▶ _Given exercise_:
Find the string "color" in the listing and report every line that has it.

▶ _Input_:
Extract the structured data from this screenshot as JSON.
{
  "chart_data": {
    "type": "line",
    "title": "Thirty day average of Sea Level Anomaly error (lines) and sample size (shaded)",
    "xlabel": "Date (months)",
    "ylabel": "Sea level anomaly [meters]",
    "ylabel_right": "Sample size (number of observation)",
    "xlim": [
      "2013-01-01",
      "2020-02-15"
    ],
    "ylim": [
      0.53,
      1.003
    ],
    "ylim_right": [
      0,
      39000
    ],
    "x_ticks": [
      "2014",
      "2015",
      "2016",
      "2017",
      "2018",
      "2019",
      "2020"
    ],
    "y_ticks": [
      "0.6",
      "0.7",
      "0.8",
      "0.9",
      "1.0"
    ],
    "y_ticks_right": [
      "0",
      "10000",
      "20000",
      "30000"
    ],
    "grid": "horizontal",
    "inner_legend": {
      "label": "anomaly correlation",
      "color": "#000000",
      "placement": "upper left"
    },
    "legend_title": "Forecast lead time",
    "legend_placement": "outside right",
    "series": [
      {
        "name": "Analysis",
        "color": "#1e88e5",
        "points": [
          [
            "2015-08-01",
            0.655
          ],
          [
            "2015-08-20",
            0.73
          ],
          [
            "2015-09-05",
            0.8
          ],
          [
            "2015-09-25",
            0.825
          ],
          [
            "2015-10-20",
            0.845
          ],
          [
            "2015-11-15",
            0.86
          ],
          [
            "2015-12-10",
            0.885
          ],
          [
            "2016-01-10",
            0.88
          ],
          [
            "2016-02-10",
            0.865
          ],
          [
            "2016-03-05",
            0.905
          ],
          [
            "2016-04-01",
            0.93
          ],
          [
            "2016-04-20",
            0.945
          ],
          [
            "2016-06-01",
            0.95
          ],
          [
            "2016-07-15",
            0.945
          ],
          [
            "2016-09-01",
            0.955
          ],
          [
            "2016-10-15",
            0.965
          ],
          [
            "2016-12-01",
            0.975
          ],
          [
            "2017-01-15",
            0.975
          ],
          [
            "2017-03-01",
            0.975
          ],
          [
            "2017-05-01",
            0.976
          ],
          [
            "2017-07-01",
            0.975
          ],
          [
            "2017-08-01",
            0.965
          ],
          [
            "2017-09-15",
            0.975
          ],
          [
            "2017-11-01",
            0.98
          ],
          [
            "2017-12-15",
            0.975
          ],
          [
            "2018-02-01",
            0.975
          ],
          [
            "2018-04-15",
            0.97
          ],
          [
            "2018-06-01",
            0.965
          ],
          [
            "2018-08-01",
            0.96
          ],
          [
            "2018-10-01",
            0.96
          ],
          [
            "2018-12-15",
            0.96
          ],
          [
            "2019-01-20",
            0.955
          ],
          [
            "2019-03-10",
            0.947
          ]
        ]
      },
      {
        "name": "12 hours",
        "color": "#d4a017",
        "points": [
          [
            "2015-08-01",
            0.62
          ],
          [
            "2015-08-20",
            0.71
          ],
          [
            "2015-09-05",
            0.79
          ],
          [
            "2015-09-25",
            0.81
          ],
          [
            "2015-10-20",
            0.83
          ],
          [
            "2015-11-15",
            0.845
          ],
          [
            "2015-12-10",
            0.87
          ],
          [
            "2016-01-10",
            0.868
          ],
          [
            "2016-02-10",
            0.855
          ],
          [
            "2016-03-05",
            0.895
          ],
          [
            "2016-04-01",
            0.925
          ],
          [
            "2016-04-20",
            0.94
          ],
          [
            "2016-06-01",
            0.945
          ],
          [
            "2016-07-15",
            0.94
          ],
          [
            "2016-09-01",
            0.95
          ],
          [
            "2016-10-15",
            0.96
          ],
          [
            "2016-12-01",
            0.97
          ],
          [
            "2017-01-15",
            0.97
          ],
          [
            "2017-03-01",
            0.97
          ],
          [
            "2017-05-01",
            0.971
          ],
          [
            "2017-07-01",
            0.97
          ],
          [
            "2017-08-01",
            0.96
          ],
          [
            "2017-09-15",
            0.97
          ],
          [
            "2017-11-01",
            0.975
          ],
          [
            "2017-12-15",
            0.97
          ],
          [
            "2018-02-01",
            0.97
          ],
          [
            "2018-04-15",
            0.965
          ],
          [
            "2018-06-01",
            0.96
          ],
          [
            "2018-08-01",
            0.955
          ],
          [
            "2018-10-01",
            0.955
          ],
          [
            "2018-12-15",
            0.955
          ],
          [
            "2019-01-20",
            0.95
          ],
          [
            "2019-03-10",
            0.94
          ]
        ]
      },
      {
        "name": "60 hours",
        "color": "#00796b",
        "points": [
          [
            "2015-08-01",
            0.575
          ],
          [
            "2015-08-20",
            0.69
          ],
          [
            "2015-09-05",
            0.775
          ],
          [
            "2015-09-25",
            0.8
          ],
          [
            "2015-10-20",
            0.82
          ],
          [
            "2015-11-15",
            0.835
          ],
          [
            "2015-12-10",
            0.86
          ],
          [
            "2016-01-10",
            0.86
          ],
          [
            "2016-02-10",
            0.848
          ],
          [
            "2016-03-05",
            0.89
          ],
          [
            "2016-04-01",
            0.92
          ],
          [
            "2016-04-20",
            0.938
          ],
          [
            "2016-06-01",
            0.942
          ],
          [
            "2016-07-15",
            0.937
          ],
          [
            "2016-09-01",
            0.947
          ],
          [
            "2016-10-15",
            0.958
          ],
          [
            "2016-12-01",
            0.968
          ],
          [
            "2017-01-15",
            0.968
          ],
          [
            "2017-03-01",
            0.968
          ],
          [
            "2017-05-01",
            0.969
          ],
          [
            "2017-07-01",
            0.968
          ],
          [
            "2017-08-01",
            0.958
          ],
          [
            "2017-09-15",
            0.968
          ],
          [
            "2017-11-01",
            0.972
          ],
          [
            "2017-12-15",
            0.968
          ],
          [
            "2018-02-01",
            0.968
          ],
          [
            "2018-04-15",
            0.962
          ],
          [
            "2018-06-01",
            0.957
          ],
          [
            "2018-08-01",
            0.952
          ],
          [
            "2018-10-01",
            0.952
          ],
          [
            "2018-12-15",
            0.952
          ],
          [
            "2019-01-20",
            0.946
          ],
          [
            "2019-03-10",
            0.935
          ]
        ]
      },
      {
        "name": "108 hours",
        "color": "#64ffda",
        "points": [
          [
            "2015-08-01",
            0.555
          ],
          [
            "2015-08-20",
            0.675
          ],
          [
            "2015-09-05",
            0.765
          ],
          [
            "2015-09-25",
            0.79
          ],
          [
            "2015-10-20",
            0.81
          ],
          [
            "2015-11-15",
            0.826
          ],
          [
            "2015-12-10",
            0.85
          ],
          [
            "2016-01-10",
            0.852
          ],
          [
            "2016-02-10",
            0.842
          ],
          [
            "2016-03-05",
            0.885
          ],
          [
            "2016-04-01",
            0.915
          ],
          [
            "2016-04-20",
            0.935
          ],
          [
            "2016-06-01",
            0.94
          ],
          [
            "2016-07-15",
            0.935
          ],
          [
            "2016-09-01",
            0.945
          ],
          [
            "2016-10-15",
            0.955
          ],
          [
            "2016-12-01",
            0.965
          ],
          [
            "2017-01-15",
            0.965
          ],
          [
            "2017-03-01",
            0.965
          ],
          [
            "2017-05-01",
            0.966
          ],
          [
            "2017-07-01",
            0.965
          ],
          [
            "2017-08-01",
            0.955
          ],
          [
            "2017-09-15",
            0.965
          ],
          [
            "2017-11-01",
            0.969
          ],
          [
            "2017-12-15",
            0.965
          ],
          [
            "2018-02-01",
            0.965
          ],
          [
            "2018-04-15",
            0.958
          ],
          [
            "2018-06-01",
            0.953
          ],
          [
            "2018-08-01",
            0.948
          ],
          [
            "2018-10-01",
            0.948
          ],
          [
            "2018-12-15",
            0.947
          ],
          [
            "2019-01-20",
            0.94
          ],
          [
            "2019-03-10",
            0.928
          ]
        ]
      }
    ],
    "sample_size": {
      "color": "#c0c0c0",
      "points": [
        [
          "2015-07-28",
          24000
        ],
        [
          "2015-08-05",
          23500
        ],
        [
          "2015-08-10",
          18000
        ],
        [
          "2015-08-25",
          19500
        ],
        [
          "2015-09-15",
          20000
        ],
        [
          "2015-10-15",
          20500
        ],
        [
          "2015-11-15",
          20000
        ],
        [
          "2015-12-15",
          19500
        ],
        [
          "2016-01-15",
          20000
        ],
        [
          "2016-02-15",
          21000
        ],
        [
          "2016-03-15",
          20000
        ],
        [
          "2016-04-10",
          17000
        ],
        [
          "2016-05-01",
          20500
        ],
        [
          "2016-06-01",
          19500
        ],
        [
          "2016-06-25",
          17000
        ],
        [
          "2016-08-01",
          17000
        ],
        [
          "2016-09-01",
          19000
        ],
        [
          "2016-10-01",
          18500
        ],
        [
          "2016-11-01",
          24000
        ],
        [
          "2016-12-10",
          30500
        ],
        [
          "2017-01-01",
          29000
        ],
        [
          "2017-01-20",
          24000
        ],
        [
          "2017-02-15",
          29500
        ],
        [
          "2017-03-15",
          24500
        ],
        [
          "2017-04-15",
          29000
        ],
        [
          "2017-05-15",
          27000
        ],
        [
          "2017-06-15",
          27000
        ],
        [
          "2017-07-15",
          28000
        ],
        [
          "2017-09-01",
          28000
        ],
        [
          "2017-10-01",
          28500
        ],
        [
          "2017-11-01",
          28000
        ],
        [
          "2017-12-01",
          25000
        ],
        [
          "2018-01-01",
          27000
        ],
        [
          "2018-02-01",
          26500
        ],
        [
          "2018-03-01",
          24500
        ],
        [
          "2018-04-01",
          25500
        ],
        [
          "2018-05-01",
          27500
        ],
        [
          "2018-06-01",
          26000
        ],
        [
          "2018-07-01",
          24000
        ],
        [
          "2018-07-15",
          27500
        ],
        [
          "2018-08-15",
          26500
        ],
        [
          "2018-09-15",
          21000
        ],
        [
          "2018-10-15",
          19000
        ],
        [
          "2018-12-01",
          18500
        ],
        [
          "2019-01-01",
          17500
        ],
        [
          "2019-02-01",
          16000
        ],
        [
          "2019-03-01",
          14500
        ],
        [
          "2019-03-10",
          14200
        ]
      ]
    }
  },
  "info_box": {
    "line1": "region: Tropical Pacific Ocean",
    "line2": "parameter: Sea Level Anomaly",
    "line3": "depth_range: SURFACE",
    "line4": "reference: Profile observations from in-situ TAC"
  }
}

▶ _Exercise result_:
      "color": "#000000",
        "color": "#1e88e5",
        "color": "#d4a017",
        "color": "#00796b",
        "color": "#64ffda",
      "color": "#c0c0c0",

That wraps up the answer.